##### Record excerpts #####
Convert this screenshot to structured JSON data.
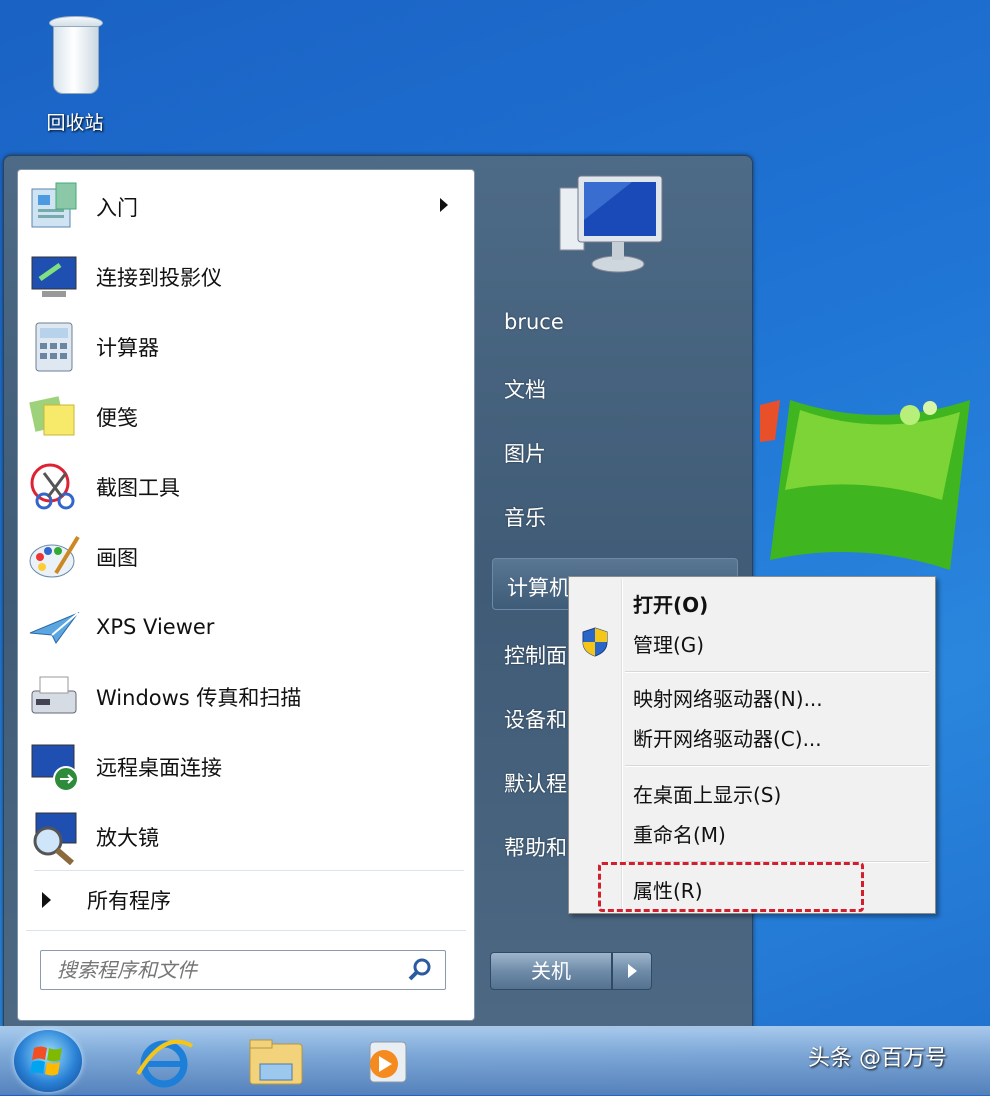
{
  "desktop": {
    "recycle_bin_label": "回收站",
    "watermark": "头条 @百万号"
  },
  "start_menu": {
    "programs": [
      {
        "label": "入门",
        "icon": "getting-started-icon",
        "has_submenu": true
      },
      {
        "label": "连接到投影仪",
        "icon": "projector-icon"
      },
      {
        "label": "计算器",
        "icon": "calculator-icon"
      },
      {
        "label": "便笺",
        "icon": "sticky-notes-icon"
      },
      {
        "label": "截图工具",
        "icon": "snipping-tool-icon"
      },
      {
        "label": "画图",
        "icon": "paint-icon"
      },
      {
        "label": "XPS Viewer",
        "icon": "xps-viewer-icon"
      },
      {
        "label": "Windows 传真和扫描",
        "icon": "fax-scan-icon"
      },
      {
        "label": "远程桌面连接",
        "icon": "remote-desktop-icon"
      },
      {
        "label": "放大镜",
        "icon": "magnifier-icon"
      }
    ],
    "all_programs": "所有程序",
    "search_placeholder": "搜索程序和文件",
    "right_links": {
      "user": "bruce",
      "documents": "文档",
      "pictures": "图片",
      "music": "音乐",
      "computer": "计算机",
      "control_panel": "控制面",
      "devices": "设备和",
      "default_programs": "默认程",
      "help": "帮助和"
    },
    "shutdown_label": "关机"
  },
  "context_menu": {
    "items": {
      "open": "打开(O)",
      "manage": "管理(G)",
      "map_drive": "映射网络驱动器(N)...",
      "disconnect_drive": "断开网络驱动器(C)...",
      "show_desktop": "在桌面上显示(S)",
      "rename": "重命名(M)",
      "properties": "属性(R)"
    },
    "highlighted_item": "properties"
  },
  "colors": {
    "highlight_border": "#d11f2d",
    "desktop_blue": "#1f74d4"
  }
}
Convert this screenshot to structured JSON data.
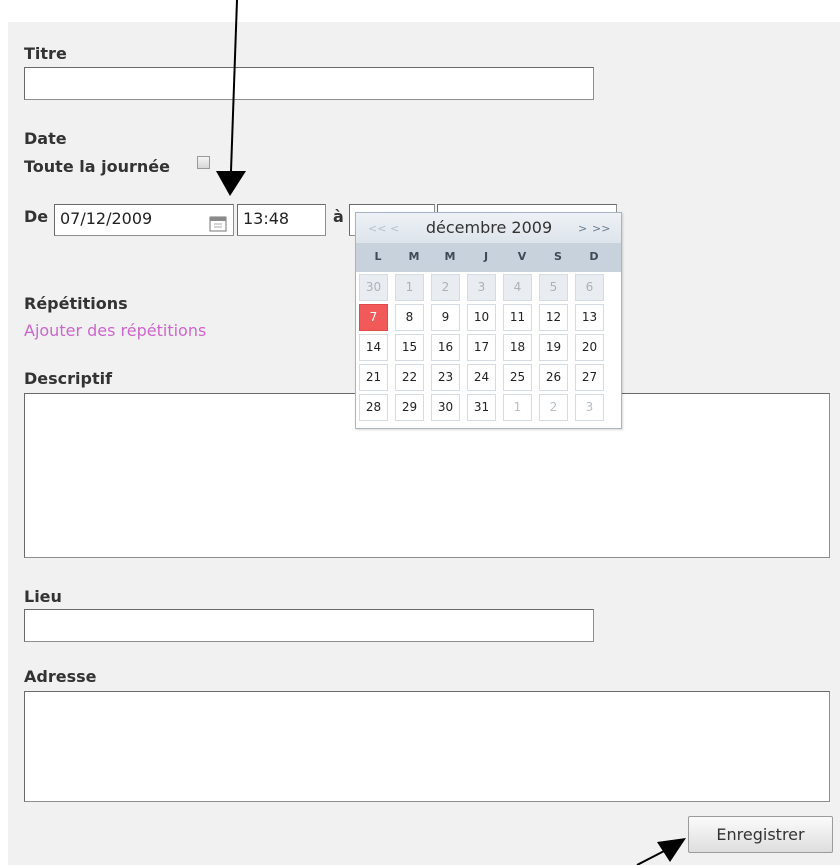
{
  "form": {
    "title_label": "Titre",
    "title_value": "",
    "date_label": "Date",
    "allday_label": "Toute la journée",
    "from_label": "De",
    "from_date": "07/12/2009",
    "from_time": "13:48",
    "to_label": "à",
    "repetitions_label": "Répétitions",
    "add_repetitions_link": "Ajouter des répétitions",
    "description_label": "Descriptif",
    "place_label": "Lieu",
    "address_label": "Adresse",
    "save_label": "Enregistrer"
  },
  "calendar": {
    "prev_year": "<<",
    "prev_month": "<",
    "title": "décembre 2009",
    "next_month": ">",
    "next_year": ">>",
    "weekdays": [
      "L",
      "M",
      "M",
      "J",
      "V",
      "S",
      "D"
    ],
    "weeks": [
      [
        "30",
        "1",
        "2",
        "3",
        "4",
        "5",
        "6"
      ],
      [
        "7",
        "8",
        "9",
        "10",
        "11",
        "12",
        "13"
      ],
      [
        "14",
        "15",
        "16",
        "17",
        "18",
        "19",
        "20"
      ],
      [
        "21",
        "22",
        "23",
        "24",
        "25",
        "26",
        "27"
      ],
      [
        "28",
        "29",
        "30",
        "31",
        "1",
        "2",
        "3"
      ]
    ],
    "today": "7",
    "colors": {
      "today": "#f25a5a",
      "header": "#c8d2dc",
      "link": "#cc66cc"
    }
  }
}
#####
▶ **Goal**:
Leave the pictures out and reproduce all of the records exactly.

▶ **Solution for this problem**:
Convert this screenshot to structured JSON data.
{
  "desktop": {
    "recycle_bin_label": "回收站",
    "watermark": "头条 @百万号"
  },
  "start_menu": {
    "programs": [
      {
        "label": "入门",
        "icon": "getting-started-icon",
        "has_submenu": true
      },
      {
        "label": "连接到投影仪",
        "icon": "projector-icon"
      },
      {
        "label": "计算器",
        "icon": "calculator-icon"
      },
      {
        "label": "便笺",
        "icon": "sticky-notes-icon"
      },
      {
        "label": "截图工具",
        "icon": "snipping-tool-icon"
      },
      {
        "label": "画图",
        "icon": "paint-icon"
      },
      {
        "label": "XPS Viewer",
        "icon": "xps-viewer-icon"
      },
      {
        "label": "Windows 传真和扫描",
        "icon": "fax-scan-icon"
      },
      {
        "label": "远程桌面连接",
        "icon": "remote-desktop-icon"
      },
      {
        "label": "放大镜",
        "icon": "magnifier-icon"
      }
    ],
    "all_programs": "所有程序",
    "search_placeholder": "搜索程序和文件",
    "right_links": {
      "user": "bruce",
      "documents": "文档",
      "pictures": "图片",
      "music": "音乐",
      "computer": "计算机",
      "control_panel": "控制面",
      "devices": "设备和",
      "default_programs": "默认程",
      "help": "帮助和"
    },
    "shutdown_label": "关机"
  },
  "context_menu": {
    "items": {
      "open": "打开(O)",
      "manage": "管理(G)",
      "map_drive": "映射网络驱动器(N)...",
      "disconnect_drive": "断开网络驱动器(C)...",
      "show_desktop": "在桌面上显示(S)",
      "rename": "重命名(M)",
      "properties": "属性(R)"
    },
    "highlighted_item": "properties"
  },
  "colors": {
    "highlight_border": "#d11f2d",
    "desktop_blue": "#1f74d4"
  }
}
Convert this screenshot to structured JSON data.
{
  "form": {
    "title_label": "Titre",
    "title_value": "",
    "date_label": "Date",
    "allday_label": "Toute la journée",
    "from_label": "De",
    "from_date": "07/12/2009",
    "from_time": "13:48",
    "to_label": "à",
    "repetitions_label": "Répétitions",
    "add_repetitions_link": "Ajouter des répétitions",
    "description_label": "Descriptif",
    "place_label": "Lieu",
    "address_label": "Adresse",
    "save_label": "Enregistrer"
  },
  "calendar": {
    "prev_year": "<<",
    "prev_month": "<",
    "title": "décembre 2009",
    "next_month": ">",
    "next_year": ">>",
    "weekdays": [
      "L",
      "M",
      "M",
      "J",
      "V",
      "S",
      "D"
    ],
    "weeks": [
      [
        "30",
        "1",
        "2",
        "3",
        "4",
        "5",
        "6"
      ],
      [
        "7",
        "8",
        "9",
        "10",
        "11",
        "12",
        "13"
      ],
      [
        "14",
        "15",
        "16",
        "17",
        "18",
        "19",
        "20"
      ],
      [
        "21",
        "22",
        "23",
        "24",
        "25",
        "26",
        "27"
      ],
      [
        "28",
        "29",
        "30",
        "31",
        "1",
        "2",
        "3"
      ]
    ],
    "today": "7",
    "colors": {
      "today": "#f25a5a",
      "header": "#c8d2dc",
      "link": "#cc66cc"
    }
  }
}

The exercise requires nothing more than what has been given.